(Records from a data source)
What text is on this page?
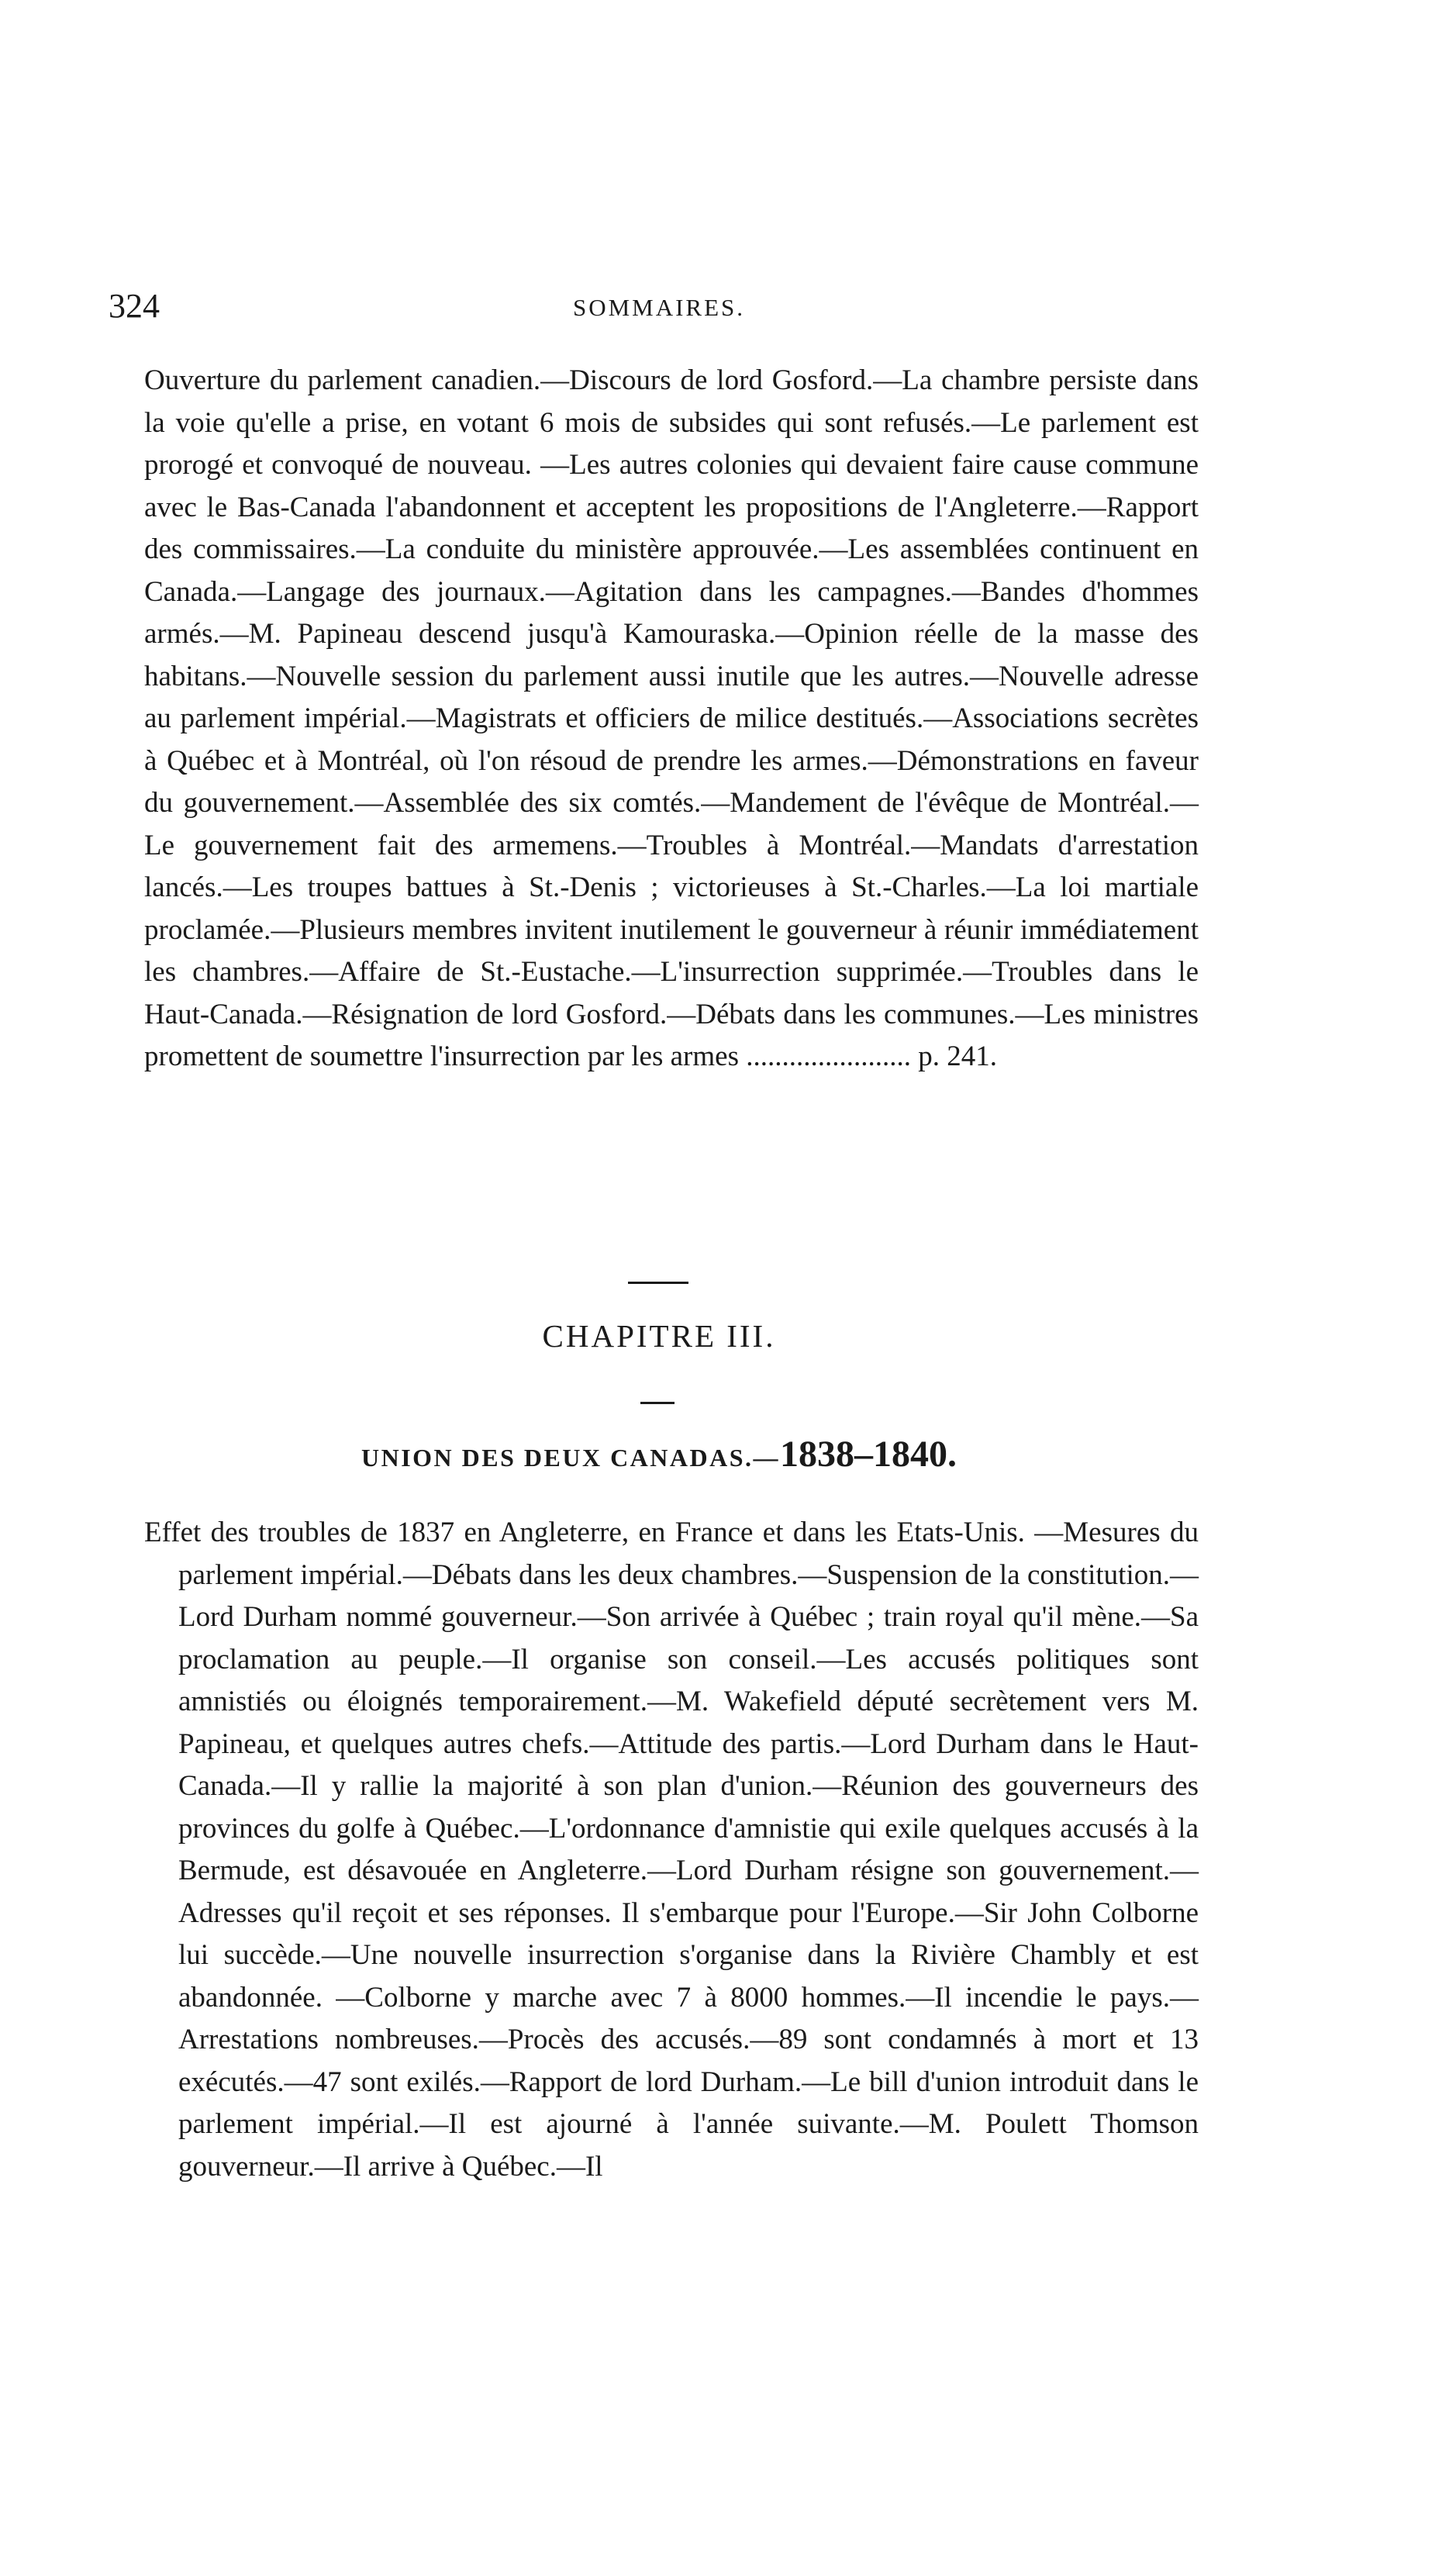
324	SOMMAIRES.
Ouverture du parlement canadien.—Discours de lord Gosford.—La chambre persiste dans la voie qu'elle a prise, en votant 6 mois de subsides qui sont refusés.—Le parlement est prorogé et convoqué de nouveau. —Les autres colonies qui devaient faire cause commune avec le Bas-Canada l'abandonnent et acceptent les propositions de l'Angleterre.—Rapport des commissaires.—La conduite du ministère approuvée.—Les assemblées continuent en Canada.—Langage des journaux.—Agitation dans les campagnes.—Bandes d'hommes armés.—M. Papineau descend jusqu'à Kamouraska.—Opinion réelle de la masse des habitans.—Nouvelle session du parlement aussi inutile que les autres.—Nouvelle adresse au parlement impérial.—Magistrats et officiers de milice destitués.—Associations secrètes à Québec et à Montréal, où l'on résoud de prendre les armes.—Démonstrations en faveur du gouvernement.—Assemblée des six comtés.—Mandement de l'évêque de Montréal.—Le gouvernement fait des armemens.—Troubles à Montréal.—Mandats d'arrestation lancés.—Les troupes battues à St.-Denis ; victorieuses à St.-Charles.—La loi martiale proclamée.—Plusieurs membres invitent inutilement le gouverneur à réunir immédiatement les chambres.—Affaire de St.-Eustache.—L'insurrection supprimée.—Troubles dans le Haut-Canada.—Résignation de lord Gosford.—Débats dans les communes.—Les ministres promettent de soumettre l'insurrection par les armes ....................... p. 241.
CHAPITRE III.
UNION DES DEUX CANADAS.—1838–1840.
Effet des troubles de 1837 en Angleterre, en France et dans les Etats-Unis. —Mesures du parlement impérial.—Débats dans les deux chambres.—Suspension de la constitution.—Lord Durham nommé gouverneur.—Son arrivée à Québec ; train royal qu'il mène.—Sa proclamation au peuple.—Il organise son conseil.—Les accusés politiques sont amnistiés ou éloignés temporairement.—M. Wakefield député secrètement vers M. Papineau, et quelques autres chefs.—Attitude des partis.—Lord Durham dans le Haut-Canada.—Il y rallie la majorité à son plan d'union.—Réunion des gouverneurs des provinces du golfe à Québec.—L'ordonnance d'amnistie qui exile quelques accusés à la Bermude, est désavouée en Angleterre.—Lord Durham résigne son gouvernement.—Adresses qu'il reçoit et ses réponses. Il s'embarque pour l'Europe.—Sir John Colborne lui succède.—Une nouvelle insurrection s'organise dans la Rivière Chambly et est abandonnée. —Colborne y marche avec 7 à 8000 hommes.—Il incendie le pays.—Arrestations nombreuses.—Procès des accusés.—89 sont condamnés à mort et 13 exécutés.—47 sont exilés.—Rapport de lord Durham.—Le bill d'union introduit dans le parlement impérial.—Il est ajourné à l'année suivante.—M. Poulett Thomson gouverneur.—Il arrive à Québec.—Il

WHAT IS BEING ASKED:
Give every line back word for word and leave the pictures out.

RESULT BELOW:
What text is on this page?
324	SOMMAIRES.
Ouverture du parlement canadien.—Discours de lord Gosford.—La chambre persiste dans la voie qu'elle a prise, en votant 6 mois de subsides qui sont refusés.—Le parlement est prorogé et convoqué de nouveau. —Les autres colonies qui devaient faire cause commune avec le Bas-Canada l'abandonnent et acceptent les propositions de l'Angleterre.—Rapport des commissaires.—La conduite du ministère approuvée.—Les assemblées continuent en Canada.—Langage des journaux.—Agitation dans les campagnes.—Bandes d'hommes armés.—M. Papineau descend jusqu'à Kamouraska.—Opinion réelle de la masse des habitans.—Nouvelle session du parlement aussi inutile que les autres.—Nouvelle adresse au parlement impérial.—Magistrats et officiers de milice destitués.—Associations secrètes à Québec et à Montréal, où l'on résoud de prendre les armes.—Démonstrations en faveur du gouvernement.—Assemblée des six comtés.—Mandement de l'évêque de Montréal.—Le gouvernement fait des armemens.—Troubles à Montréal.—Mandats d'arrestation lancés.—Les troupes battues à St.-Denis ; victorieuses à St.-Charles.—La loi martiale proclamée.—Plusieurs membres invitent inutilement le gouverneur à réunir immédiatement les chambres.—Affaire de St.-Eustache.—L'insurrection supprimée.—Troubles dans le Haut-Canada.—Résignation de lord Gosford.—Débats dans les communes.—Les ministres promettent de soumettre l'insurrection par les armes ....................... p. 241.
CHAPITRE III.
UNION DES DEUX CANADAS.—1838–1840.
Effet des troubles de 1837 en Angleterre, en France et dans les Etats-Unis. —Mesures du parlement impérial.—Débats dans les deux chambres.—Suspension de la constitution.—Lord Durham nommé gouverneur.—Son arrivée à Québec ; train royal qu'il mène.—Sa proclamation au peuple.—Il organise son conseil.—Les accusés politiques sont amnistiés ou éloignés temporairement.—M. Wakefield député secrètement vers M. Papineau, et quelques autres chefs.—Attitude des partis.—Lord Durham dans le Haut-Canada.—Il y rallie la majorité à son plan d'union.—Réunion des gouverneurs des provinces du golfe à Québec.—L'ordonnance d'amnistie qui exile quelques accusés à la Bermude, est désavouée en Angleterre.—Lord Durham résigne son gouvernement.—Adresses qu'il reçoit et ses réponses. Il s'embarque pour l'Europe.—Sir John Colborne lui succède.—Une nouvelle insurrection s'organise dans la Rivière Chambly et est abandonnée. —Colborne y marche avec 7 à 8000 hommes.—Il incendie le pays.—Arrestations nombreuses.—Procès des accusés.—89 sont condamnés à mort et 13 exécutés.—47 sont exilés.—Rapport de lord Durham.—Le bill d'union introduit dans le parlement impérial.—Il est ajourné à l'année suivante.—M. Poulett Thomson gouverneur.—Il arrive à Québec.—Il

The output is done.